> _Exercise objective_
How many of the lines that follow contain the word "Costos"? Give only the number.

> _Available records_
>>>

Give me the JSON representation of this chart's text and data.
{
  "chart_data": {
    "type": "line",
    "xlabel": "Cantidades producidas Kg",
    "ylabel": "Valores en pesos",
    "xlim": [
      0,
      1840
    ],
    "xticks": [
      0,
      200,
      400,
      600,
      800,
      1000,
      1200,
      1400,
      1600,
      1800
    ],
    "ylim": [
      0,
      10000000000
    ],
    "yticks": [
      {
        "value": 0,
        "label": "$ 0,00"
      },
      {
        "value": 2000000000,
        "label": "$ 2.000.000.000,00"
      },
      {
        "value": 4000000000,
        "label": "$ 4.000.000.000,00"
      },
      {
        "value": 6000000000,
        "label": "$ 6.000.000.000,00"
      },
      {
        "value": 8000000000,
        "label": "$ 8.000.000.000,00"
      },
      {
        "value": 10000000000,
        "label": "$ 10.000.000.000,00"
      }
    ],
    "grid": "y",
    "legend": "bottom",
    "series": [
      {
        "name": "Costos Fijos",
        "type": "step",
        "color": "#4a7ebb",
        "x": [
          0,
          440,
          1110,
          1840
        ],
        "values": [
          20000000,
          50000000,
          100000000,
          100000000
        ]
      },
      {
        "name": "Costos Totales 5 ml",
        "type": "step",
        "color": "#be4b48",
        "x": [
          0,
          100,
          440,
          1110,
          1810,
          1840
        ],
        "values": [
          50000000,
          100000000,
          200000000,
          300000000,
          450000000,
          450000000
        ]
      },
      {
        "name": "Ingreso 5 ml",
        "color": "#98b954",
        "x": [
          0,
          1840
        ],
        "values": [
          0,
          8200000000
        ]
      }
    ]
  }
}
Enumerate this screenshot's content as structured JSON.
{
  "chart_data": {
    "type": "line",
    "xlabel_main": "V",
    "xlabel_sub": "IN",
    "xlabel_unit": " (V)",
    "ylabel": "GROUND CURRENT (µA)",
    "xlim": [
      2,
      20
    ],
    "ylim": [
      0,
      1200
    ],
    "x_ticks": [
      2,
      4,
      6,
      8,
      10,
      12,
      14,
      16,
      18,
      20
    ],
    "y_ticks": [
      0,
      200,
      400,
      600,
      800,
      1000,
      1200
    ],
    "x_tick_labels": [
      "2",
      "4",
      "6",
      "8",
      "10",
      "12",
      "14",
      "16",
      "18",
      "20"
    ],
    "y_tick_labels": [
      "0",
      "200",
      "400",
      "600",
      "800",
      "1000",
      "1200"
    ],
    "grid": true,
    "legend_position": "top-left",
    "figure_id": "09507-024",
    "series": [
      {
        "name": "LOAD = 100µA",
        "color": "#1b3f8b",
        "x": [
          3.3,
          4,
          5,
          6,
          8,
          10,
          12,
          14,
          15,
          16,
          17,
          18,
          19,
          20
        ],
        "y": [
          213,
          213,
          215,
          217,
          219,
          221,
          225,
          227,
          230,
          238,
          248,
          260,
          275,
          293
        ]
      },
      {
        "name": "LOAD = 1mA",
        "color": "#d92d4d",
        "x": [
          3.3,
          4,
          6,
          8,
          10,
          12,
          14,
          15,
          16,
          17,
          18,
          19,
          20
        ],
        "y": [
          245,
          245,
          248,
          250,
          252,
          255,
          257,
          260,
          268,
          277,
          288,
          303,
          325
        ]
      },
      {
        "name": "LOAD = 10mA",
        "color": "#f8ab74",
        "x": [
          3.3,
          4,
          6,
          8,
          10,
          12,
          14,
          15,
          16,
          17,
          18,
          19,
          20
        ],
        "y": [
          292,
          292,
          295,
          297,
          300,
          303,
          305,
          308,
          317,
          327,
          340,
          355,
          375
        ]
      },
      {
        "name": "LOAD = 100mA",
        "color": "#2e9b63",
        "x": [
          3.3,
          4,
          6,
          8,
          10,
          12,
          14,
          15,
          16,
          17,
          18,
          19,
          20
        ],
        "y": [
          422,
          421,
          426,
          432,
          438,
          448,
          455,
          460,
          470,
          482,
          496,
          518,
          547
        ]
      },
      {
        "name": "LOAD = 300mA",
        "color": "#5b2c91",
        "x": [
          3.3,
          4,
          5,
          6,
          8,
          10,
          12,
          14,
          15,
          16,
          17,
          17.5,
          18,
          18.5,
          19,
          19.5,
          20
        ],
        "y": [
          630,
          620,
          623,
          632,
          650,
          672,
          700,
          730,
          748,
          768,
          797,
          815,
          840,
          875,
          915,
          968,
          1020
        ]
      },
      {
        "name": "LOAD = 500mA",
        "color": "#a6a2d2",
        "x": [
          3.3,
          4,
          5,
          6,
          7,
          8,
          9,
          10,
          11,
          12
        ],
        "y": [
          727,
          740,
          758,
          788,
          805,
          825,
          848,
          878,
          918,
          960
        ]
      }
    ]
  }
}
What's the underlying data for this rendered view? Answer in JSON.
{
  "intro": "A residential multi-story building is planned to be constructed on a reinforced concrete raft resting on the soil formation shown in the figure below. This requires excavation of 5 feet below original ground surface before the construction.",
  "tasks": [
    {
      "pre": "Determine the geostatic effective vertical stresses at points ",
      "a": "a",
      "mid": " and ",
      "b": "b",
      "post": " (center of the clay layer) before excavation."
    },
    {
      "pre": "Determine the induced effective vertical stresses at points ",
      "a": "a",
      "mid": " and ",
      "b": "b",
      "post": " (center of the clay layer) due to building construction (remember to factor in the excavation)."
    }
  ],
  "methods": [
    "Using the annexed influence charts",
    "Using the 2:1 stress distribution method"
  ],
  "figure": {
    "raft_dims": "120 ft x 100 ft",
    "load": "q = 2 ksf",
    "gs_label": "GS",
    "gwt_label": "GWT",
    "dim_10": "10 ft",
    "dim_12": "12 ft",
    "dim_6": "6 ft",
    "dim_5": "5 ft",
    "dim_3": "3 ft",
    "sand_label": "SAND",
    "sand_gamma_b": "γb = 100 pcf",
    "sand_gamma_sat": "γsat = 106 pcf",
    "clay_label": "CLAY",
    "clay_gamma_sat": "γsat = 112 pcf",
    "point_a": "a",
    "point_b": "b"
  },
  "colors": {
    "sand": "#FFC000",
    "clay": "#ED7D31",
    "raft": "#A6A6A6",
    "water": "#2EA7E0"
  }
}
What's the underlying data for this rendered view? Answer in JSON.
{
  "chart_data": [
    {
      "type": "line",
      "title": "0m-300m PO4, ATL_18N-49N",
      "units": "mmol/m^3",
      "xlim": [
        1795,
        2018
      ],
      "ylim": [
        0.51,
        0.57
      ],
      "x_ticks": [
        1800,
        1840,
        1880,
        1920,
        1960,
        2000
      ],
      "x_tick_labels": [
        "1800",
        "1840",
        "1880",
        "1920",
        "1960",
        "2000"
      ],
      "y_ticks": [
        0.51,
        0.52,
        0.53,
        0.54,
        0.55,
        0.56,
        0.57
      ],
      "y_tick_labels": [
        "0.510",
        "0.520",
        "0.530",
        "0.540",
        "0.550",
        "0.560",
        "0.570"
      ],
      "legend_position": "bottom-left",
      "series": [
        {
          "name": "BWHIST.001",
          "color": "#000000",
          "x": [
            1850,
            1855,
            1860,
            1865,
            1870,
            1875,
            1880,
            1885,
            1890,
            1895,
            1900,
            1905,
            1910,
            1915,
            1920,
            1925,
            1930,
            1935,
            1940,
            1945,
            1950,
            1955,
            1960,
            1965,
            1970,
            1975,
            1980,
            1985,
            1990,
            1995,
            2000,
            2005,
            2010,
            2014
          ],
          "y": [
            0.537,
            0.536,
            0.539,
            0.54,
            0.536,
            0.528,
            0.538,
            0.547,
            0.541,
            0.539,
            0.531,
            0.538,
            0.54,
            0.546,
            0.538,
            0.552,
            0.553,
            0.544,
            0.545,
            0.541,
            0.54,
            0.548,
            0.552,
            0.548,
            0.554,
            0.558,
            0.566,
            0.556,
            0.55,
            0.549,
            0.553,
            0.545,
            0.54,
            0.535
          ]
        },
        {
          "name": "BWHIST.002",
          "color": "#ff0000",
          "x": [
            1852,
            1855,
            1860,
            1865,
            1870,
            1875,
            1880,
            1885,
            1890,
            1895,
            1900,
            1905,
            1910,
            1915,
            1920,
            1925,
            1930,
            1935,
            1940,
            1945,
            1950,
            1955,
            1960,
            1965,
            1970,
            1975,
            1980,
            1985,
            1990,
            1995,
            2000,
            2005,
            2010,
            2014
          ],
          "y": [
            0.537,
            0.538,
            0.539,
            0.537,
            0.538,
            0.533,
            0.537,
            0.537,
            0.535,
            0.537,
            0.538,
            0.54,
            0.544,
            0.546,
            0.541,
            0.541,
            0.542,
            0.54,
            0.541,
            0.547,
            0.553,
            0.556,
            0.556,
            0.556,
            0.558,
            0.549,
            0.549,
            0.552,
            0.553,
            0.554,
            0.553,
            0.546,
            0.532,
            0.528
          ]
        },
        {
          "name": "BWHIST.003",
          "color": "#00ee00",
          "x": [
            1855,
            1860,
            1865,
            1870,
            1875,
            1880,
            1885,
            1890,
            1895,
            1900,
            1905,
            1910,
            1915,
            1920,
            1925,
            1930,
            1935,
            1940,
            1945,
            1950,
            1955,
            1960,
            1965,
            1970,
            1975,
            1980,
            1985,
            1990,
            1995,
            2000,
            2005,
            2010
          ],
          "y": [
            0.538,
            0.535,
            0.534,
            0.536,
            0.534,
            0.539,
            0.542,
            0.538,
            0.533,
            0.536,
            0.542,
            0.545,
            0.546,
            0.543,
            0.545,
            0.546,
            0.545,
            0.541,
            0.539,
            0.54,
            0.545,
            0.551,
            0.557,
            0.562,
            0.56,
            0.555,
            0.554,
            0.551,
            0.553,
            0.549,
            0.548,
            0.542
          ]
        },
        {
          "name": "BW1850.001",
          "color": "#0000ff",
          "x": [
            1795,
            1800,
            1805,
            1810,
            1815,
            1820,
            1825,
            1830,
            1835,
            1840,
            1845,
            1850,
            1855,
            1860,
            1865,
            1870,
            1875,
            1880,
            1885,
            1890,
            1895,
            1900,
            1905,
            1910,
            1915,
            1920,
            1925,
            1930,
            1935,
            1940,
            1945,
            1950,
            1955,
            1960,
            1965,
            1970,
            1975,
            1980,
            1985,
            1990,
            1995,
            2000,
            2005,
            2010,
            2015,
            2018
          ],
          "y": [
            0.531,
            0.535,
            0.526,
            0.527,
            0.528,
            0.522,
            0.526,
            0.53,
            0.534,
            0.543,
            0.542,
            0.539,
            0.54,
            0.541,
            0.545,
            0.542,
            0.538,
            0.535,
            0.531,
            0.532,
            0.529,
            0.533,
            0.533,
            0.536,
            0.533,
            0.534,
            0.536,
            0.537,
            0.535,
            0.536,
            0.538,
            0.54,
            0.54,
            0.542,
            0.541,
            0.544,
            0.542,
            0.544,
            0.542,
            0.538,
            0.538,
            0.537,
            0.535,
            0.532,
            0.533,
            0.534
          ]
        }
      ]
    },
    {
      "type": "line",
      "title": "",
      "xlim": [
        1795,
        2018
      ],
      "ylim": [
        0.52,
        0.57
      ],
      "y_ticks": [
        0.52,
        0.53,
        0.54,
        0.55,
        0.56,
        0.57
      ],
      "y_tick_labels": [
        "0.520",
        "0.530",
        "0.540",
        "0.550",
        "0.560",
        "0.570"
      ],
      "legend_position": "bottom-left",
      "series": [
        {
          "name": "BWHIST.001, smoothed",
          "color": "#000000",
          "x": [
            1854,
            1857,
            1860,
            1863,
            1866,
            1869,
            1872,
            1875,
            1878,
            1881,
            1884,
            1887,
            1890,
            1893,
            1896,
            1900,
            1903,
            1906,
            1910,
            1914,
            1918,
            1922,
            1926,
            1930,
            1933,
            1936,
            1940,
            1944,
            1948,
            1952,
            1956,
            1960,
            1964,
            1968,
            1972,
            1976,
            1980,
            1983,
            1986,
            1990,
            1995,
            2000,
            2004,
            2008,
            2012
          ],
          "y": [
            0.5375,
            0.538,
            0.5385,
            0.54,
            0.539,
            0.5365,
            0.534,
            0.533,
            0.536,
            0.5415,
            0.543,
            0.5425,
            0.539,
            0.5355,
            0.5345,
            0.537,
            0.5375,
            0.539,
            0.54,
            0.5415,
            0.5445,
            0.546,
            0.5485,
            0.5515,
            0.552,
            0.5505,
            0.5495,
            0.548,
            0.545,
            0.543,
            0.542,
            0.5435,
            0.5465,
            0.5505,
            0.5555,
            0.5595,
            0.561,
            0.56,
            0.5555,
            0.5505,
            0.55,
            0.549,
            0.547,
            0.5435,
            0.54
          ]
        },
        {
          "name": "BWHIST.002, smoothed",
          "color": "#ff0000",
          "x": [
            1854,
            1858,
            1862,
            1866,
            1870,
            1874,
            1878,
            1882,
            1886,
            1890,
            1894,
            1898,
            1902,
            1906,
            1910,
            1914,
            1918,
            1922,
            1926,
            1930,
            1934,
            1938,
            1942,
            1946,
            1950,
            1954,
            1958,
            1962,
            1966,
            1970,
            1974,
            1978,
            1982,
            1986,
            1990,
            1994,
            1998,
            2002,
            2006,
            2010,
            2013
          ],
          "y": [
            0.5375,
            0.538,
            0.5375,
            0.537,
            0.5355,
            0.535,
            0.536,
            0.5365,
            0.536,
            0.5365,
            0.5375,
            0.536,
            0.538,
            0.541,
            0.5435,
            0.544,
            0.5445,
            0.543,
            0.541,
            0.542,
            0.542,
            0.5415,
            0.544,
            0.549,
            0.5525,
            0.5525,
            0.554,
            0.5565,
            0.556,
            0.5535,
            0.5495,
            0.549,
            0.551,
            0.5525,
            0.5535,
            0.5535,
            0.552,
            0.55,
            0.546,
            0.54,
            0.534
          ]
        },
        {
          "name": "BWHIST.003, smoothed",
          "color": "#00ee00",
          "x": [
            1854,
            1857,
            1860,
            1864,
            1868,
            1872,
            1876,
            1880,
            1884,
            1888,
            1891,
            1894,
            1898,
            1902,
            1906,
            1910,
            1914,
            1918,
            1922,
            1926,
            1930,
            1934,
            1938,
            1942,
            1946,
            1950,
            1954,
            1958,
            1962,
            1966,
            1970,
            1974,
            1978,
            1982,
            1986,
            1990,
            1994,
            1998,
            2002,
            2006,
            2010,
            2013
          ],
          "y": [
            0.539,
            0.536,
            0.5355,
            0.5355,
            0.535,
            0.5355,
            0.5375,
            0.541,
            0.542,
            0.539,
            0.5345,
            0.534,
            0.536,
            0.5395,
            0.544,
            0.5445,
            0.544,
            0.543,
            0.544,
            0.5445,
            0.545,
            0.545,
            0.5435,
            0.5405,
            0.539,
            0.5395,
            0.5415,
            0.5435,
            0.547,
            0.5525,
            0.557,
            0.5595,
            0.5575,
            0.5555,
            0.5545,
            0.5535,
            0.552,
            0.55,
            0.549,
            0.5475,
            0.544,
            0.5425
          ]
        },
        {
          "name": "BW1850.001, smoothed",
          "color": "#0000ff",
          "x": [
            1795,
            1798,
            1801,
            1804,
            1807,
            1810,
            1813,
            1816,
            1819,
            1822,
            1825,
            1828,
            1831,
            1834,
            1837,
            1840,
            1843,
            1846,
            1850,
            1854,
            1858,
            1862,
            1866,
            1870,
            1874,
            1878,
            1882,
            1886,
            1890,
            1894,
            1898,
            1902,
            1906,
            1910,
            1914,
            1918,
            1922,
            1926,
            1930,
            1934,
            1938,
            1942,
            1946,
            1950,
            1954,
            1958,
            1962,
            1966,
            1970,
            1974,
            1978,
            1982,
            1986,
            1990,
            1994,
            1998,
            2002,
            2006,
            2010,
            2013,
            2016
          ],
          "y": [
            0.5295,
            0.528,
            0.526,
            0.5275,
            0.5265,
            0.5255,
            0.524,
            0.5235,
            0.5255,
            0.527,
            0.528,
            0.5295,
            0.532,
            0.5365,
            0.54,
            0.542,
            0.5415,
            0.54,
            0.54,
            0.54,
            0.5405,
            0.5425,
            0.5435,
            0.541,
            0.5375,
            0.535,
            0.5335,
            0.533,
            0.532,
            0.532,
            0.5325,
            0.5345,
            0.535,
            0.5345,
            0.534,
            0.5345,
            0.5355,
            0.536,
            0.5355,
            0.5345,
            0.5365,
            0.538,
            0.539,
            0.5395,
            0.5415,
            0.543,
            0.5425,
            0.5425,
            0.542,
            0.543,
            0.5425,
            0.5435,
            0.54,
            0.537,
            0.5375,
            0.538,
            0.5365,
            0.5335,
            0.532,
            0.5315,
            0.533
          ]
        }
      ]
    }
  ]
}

<<<

> _Final result_
2